● **What is being asked**
Where a line of the material contains the string "Rhinestones", copy that line.

● **Information supplied**
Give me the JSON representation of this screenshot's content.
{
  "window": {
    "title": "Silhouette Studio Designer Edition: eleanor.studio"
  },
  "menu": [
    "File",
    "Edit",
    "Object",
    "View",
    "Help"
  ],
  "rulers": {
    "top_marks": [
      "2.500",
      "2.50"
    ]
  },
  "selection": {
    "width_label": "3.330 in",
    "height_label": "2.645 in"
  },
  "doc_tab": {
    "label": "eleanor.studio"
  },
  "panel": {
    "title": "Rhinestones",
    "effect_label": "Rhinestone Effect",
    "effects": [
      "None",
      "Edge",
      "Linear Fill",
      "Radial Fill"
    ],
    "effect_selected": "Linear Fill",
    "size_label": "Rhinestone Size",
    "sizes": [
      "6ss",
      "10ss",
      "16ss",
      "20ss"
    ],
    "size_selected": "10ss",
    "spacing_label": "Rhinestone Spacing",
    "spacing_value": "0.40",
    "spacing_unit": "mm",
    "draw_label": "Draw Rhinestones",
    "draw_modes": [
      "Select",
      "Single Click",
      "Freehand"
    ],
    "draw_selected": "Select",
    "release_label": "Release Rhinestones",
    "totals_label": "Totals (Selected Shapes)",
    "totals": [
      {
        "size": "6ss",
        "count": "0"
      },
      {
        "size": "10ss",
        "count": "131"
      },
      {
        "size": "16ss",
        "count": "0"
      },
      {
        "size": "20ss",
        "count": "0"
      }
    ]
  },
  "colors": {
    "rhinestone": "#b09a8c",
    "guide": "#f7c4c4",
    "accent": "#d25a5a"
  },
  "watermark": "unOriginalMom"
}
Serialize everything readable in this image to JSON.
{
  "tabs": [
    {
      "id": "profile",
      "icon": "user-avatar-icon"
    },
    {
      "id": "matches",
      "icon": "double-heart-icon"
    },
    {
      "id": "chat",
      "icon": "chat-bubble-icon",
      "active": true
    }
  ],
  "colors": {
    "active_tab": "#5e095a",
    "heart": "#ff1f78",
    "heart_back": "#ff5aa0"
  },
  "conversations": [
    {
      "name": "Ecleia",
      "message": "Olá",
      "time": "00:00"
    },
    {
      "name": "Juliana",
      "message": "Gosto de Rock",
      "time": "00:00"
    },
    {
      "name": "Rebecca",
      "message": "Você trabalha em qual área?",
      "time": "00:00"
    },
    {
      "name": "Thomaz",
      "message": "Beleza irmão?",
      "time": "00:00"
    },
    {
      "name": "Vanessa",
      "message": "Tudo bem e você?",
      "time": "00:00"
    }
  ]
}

● **Written solution**
    "title": "Rhinestones",
    "draw_label": "Draw Rhinestones",
    "release_label": "Release Rhinestones",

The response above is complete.